* Available data *
::::
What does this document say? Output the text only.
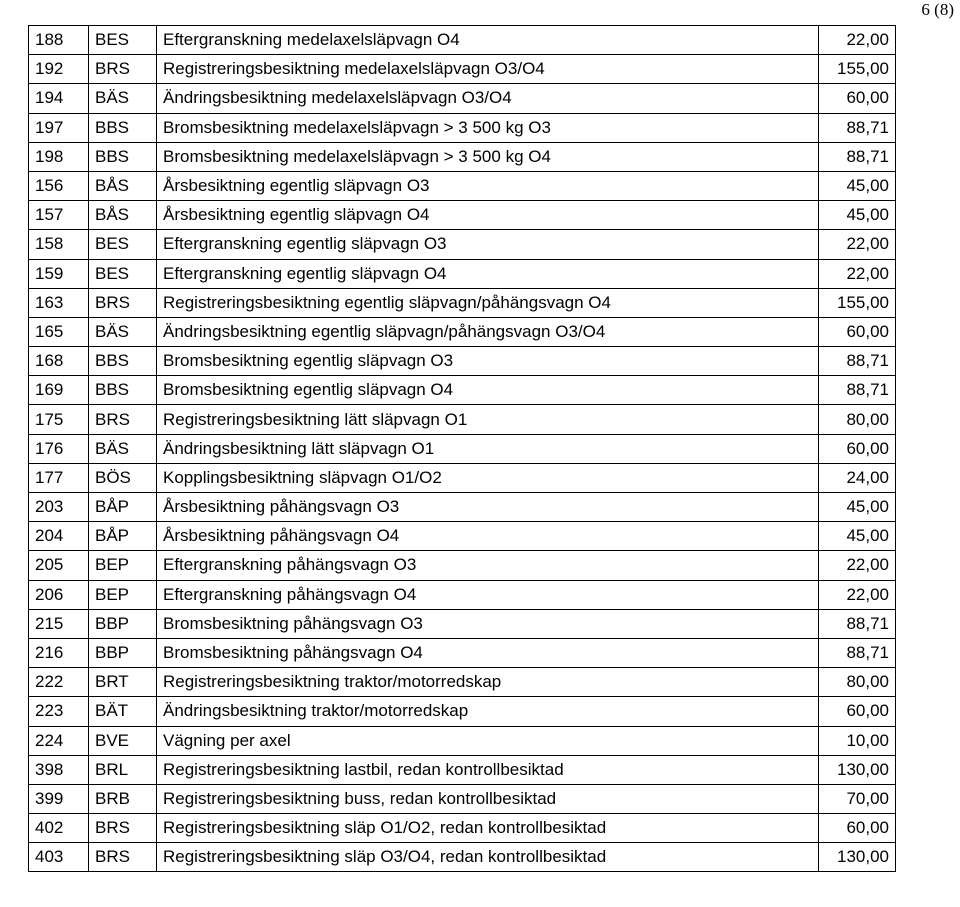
6 (8)
188	BES	Eftergranskning medelaxelsläpvagn O4	22,00
192	BRS	Registreringsbesiktning medelaxelsläpvagn O3/O4	155,00
194	BÄS	Ändringsbesiktning medelaxelsläpvagn O3/O4	60,00
197	BBS	Bromsbesiktning medelaxelsläpvagn > 3 500 kg O3	88,71
198	BBS	Bromsbesiktning medelaxelsläpvagn > 3 500 kg O4	88,71
156	BÅS	Årsbesiktning egentlig släpvagn O3	45,00
157	BÅS	Årsbesiktning egentlig släpvagn O4	45,00
158	BES	Eftergranskning egentlig släpvagn O3	22,00
159	BES	Eftergranskning egentlig släpvagn O4	22,00
163	BRS	Registreringsbesiktning egentlig släpvagn/påhängsvagn O4	155,00
165	BÄS	Ändringsbesiktning egentlig släpvagn/påhängsvagn O3/O4	60,00
168	BBS	Bromsbesiktning egentlig släpvagn O3	88,71
169	BBS	Bromsbesiktning egentlig släpvagn O4	88,71
175	BRS	Registreringsbesiktning lätt släpvagn O1	80,00
176	BÄS	Ändringsbesiktning lätt släpvagn O1	60,00
177	BÖS	Kopplingsbesiktning släpvagn O1/O2	24,00
203	BÅP	Årsbesiktning påhängsvagn O3	45,00
204	BÅP	Årsbesiktning påhängsvagn O4	45,00
205	BEP	Eftergranskning påhängsvagn O3	22,00
206	BEP	Eftergranskning påhängsvagn O4	22,00
215	BBP	Bromsbesiktning påhängsvagn O3	88,71
216	BBP	Bromsbesiktning påhängsvagn O4	88,71
222	BRT	Registreringsbesiktning traktor/motorredskap	80,00
223	BÄT	Ändringsbesiktning traktor/motorredskap	60,00
224	BVE	Vägning per axel	10,00
398	BRL	Registreringsbesiktning lastbil, redan kontrollbesiktad	130,00
399	BRB	Registreringsbesiktning buss, redan kontrollbesiktad	70,00
402	BRS	Registreringsbesiktning släp O1/O2, redan kontrollbesiktad	60,00
403	BRS	Registreringsbesiktning släp O3/O4, redan kontrollbesiktad	130,00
::::
* Stated task *
Copy the records word for word, leaving no picture in the copy.

* Worked solution *
What does this document say? Output the text only.
6 (8)
188	BES	Eftergranskning medelaxelsläpvagn O4	22,00
192	BRS	Registreringsbesiktning medelaxelsläpvagn O3/O4	155,00
194	BÄS	Ändringsbesiktning medelaxelsläpvagn O3/O4	60,00
197	BBS	Bromsbesiktning medelaxelsläpvagn > 3 500 kg O3	88,71
198	BBS	Bromsbesiktning medelaxelsläpvagn > 3 500 kg O4	88,71
156	BÅS	Årsbesiktning egentlig släpvagn O3	45,00
157	BÅS	Årsbesiktning egentlig släpvagn O4	45,00
158	BES	Eftergranskning egentlig släpvagn O3	22,00
159	BES	Eftergranskning egentlig släpvagn O4	22,00
163	BRS	Registreringsbesiktning egentlig släpvagn/påhängsvagn O4	155,00
165	BÄS	Ändringsbesiktning egentlig släpvagn/påhängsvagn O3/O4	60,00
168	BBS	Bromsbesiktning egentlig släpvagn O3	88,71
169	BBS	Bromsbesiktning egentlig släpvagn O4	88,71
175	BRS	Registreringsbesiktning lätt släpvagn O1	80,00
176	BÄS	Ändringsbesiktning lätt släpvagn O1	60,00
177	BÖS	Kopplingsbesiktning släpvagn O1/O2	24,00
203	BÅP	Årsbesiktning påhängsvagn O3	45,00
204	BÅP	Årsbesiktning påhängsvagn O4	45,00
205	BEP	Eftergranskning påhängsvagn O3	22,00
206	BEP	Eftergranskning påhängsvagn O4	22,00
215	BBP	Bromsbesiktning påhängsvagn O3	88,71
216	BBP	Bromsbesiktning påhängsvagn O4	88,71
222	BRT	Registreringsbesiktning traktor/motorredskap	80,00
223	BÄT	Ändringsbesiktning traktor/motorredskap	60,00
224	BVE	Vägning per axel	10,00
398	BRL	Registreringsbesiktning lastbil, redan kontrollbesiktad	130,00
399	BRB	Registreringsbesiktning buss, redan kontrollbesiktad	70,00
402	BRS	Registreringsbesiktning släp O1/O2, redan kontrollbesiktad	60,00
403	BRS	Registreringsbesiktning släp O3/O4, redan kontrollbesiktad	130,00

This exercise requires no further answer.